-- start The records --
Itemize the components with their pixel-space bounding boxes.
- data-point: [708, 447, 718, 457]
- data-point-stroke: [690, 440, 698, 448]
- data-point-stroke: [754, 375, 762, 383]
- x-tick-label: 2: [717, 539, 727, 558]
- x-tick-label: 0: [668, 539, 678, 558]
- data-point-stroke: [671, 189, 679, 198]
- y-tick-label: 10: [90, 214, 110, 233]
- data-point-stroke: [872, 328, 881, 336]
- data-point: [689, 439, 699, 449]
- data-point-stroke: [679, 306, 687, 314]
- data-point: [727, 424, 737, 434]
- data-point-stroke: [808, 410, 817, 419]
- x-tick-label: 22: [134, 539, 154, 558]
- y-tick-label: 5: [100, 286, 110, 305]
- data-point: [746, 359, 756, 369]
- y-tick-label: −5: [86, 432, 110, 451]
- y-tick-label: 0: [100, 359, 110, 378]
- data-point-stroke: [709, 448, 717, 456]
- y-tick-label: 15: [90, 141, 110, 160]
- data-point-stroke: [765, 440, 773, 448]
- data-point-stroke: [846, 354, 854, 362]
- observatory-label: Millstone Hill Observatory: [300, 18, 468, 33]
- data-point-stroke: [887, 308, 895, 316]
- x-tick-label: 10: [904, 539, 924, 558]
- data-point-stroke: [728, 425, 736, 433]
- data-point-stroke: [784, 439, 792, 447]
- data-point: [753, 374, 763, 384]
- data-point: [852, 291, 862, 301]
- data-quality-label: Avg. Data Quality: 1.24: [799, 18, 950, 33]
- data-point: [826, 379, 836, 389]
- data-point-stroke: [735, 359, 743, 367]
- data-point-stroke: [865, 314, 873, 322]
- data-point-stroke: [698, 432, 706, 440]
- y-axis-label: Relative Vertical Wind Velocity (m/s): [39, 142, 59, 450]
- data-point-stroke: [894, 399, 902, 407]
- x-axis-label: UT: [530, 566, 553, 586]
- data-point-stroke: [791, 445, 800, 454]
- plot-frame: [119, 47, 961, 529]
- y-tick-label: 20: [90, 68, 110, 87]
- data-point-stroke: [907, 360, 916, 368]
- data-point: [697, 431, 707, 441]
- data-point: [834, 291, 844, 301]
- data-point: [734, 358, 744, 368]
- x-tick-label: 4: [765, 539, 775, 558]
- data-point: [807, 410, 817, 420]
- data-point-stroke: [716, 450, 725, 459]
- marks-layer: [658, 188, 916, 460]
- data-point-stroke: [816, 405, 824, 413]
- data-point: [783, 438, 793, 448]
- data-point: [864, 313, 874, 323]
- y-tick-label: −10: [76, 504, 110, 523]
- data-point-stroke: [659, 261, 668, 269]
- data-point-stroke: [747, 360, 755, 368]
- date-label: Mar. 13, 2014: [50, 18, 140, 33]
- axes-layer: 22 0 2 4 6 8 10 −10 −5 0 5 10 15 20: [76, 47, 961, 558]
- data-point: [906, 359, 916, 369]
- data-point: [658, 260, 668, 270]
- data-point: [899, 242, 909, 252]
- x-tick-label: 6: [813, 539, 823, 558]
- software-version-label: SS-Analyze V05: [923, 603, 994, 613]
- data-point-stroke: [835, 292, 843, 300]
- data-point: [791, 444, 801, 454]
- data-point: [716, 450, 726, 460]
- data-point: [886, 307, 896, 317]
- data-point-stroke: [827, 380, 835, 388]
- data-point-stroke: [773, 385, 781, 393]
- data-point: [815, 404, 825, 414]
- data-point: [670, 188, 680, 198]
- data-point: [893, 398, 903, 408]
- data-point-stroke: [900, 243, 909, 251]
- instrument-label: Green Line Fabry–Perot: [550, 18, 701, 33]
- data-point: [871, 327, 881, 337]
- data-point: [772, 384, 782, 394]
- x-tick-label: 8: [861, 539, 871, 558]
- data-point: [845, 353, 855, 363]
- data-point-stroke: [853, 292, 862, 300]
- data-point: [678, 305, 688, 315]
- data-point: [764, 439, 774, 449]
-- end The records --
_Problem_.
Reproduce every one of the entries above verbatim, keeping each line and its order unchanged.

_Reply to the exercise_.
Itemize the components with their pixel-space bounding boxes.
- data-point: [708, 447, 718, 457]
- data-point-stroke: [690, 440, 698, 448]
- data-point-stroke: [754, 375, 762, 383]
- x-tick-label: 2: [717, 539, 727, 558]
- x-tick-label: 0: [668, 539, 678, 558]
- data-point-stroke: [671, 189, 679, 198]
- y-tick-label: 10: [90, 214, 110, 233]
- data-point-stroke: [872, 328, 881, 336]
- data-point: [689, 439, 699, 449]
- data-point-stroke: [679, 306, 687, 314]
- data-point: [727, 424, 737, 434]
- data-point-stroke: [808, 410, 817, 419]
- x-tick-label: 22: [134, 539, 154, 558]
- y-tick-label: 5: [100, 286, 110, 305]
- data-point: [746, 359, 756, 369]
- y-tick-label: −5: [86, 432, 110, 451]
- y-tick-label: 0: [100, 359, 110, 378]
- data-point-stroke: [709, 448, 717, 456]
- y-tick-label: 15: [90, 141, 110, 160]
- data-point-stroke: [765, 440, 773, 448]
- data-point-stroke: [846, 354, 854, 362]
- observatory-label: Millstone Hill Observatory: [300, 18, 468, 33]
- data-point-stroke: [887, 308, 895, 316]
- x-tick-label: 10: [904, 539, 924, 558]
- data-point-stroke: [728, 425, 736, 433]
- data-point-stroke: [784, 439, 792, 447]
- data-point: [753, 374, 763, 384]
- data-point: [852, 291, 862, 301]
- data-quality-label: Avg. Data Quality: 1.24: [799, 18, 950, 33]
- data-point: [826, 379, 836, 389]
- data-point-stroke: [735, 359, 743, 367]
- data-point-stroke: [865, 314, 873, 322]
- data-point-stroke: [698, 432, 706, 440]
- y-axis-label: Relative Vertical Wind Velocity (m/s): [39, 142, 59, 450]
- data-point-stroke: [894, 399, 902, 407]
- x-axis-label: UT: [530, 566, 553, 586]
- data-point-stroke: [791, 445, 800, 454]
- plot-frame: [119, 47, 961, 529]
- y-tick-label: 20: [90, 68, 110, 87]
- data-point-stroke: [907, 360, 916, 368]
- data-point: [697, 431, 707, 441]
- data-point: [834, 291, 844, 301]
- data-point: [734, 358, 744, 368]
- x-tick-label: 4: [765, 539, 775, 558]
- data-point: [807, 410, 817, 420]
- data-point-stroke: [716, 450, 725, 459]
- marks-layer: [658, 188, 916, 460]
- data-point-stroke: [816, 405, 824, 413]
- data-point: [783, 438, 793, 448]
- data-point: [864, 313, 874, 323]
- y-tick-label: −10: [76, 504, 110, 523]
- data-point-stroke: [659, 261, 668, 269]
- data-point-stroke: [747, 360, 755, 368]
- date-label: Mar. 13, 2014: [50, 18, 140, 33]
- axes-layer: 22 0 2 4 6 8 10 −10 −5 0 5 10 15 20: [76, 47, 961, 558]
- data-point: [906, 359, 916, 369]
- data-point: [658, 260, 668, 270]
- data-point: [899, 242, 909, 252]
- x-tick-label: 6: [813, 539, 823, 558]
- software-version-label: SS-Analyze V05: [923, 603, 994, 613]
- data-point-stroke: [835, 292, 843, 300]
- data-point: [791, 444, 801, 454]
- data-point: [716, 450, 726, 460]
- data-point: [886, 307, 896, 317]
- data-point-stroke: [827, 380, 835, 388]
- data-point-stroke: [773, 385, 781, 393]
- data-point: [815, 404, 825, 414]
- data-point: [670, 188, 680, 198]
- data-point: [893, 398, 903, 408]
- data-point-stroke: [900, 243, 909, 251]
- instrument-label: Green Line Fabry–Perot: [550, 18, 701, 33]
- data-point: [871, 327, 881, 337]
- data-point: [772, 384, 782, 394]
- x-tick-label: 8: [861, 539, 871, 558]
- data-point: [845, 353, 855, 363]
- data-point-stroke: [853, 292, 862, 300]
- data-point: [678, 305, 688, 315]
- data-point: [764, 439, 774, 449]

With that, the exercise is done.